**Stated goal**
Note each line of the listing that contains the string "Lets", and copy it.

Stored data
··········
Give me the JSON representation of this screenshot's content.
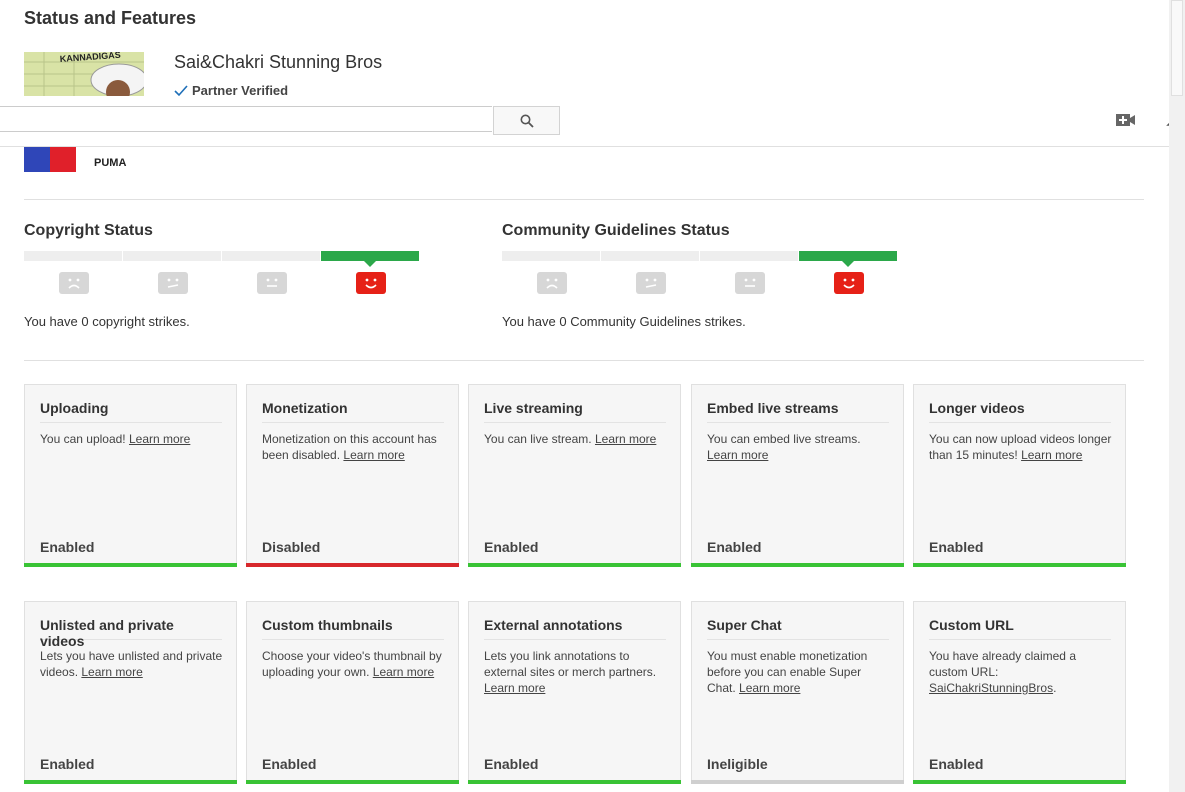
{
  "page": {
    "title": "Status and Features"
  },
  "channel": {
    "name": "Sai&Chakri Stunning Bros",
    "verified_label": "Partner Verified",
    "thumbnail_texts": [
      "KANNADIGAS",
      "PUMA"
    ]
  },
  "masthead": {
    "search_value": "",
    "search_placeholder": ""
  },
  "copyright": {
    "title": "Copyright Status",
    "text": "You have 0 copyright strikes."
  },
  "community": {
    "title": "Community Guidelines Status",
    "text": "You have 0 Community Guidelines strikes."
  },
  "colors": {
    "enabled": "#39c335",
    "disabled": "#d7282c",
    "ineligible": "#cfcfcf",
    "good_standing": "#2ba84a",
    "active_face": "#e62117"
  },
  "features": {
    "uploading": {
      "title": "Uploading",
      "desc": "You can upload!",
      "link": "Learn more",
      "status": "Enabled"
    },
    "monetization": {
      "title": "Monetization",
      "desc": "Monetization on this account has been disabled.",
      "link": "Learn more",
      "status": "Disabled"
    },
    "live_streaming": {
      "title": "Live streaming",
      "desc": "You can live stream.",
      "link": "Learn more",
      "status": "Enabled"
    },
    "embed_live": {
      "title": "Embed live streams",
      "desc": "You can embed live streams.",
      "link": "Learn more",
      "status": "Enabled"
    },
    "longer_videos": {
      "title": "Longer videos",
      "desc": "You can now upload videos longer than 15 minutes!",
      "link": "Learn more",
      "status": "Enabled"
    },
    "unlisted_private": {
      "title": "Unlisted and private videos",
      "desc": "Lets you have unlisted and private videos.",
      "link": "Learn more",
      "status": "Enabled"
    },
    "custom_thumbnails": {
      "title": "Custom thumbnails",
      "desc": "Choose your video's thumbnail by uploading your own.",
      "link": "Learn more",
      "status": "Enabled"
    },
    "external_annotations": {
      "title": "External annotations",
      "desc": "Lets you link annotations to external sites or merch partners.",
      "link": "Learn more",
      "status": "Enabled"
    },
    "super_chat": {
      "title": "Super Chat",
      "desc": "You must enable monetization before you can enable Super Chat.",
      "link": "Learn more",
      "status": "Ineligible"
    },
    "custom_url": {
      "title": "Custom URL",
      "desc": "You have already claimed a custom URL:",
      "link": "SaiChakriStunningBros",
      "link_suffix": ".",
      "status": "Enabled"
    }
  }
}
··········
**Output below**
      "desc": "Lets you have unlisted and private videos.",
      "desc": "Lets you link annotations to external sites or merch partners.",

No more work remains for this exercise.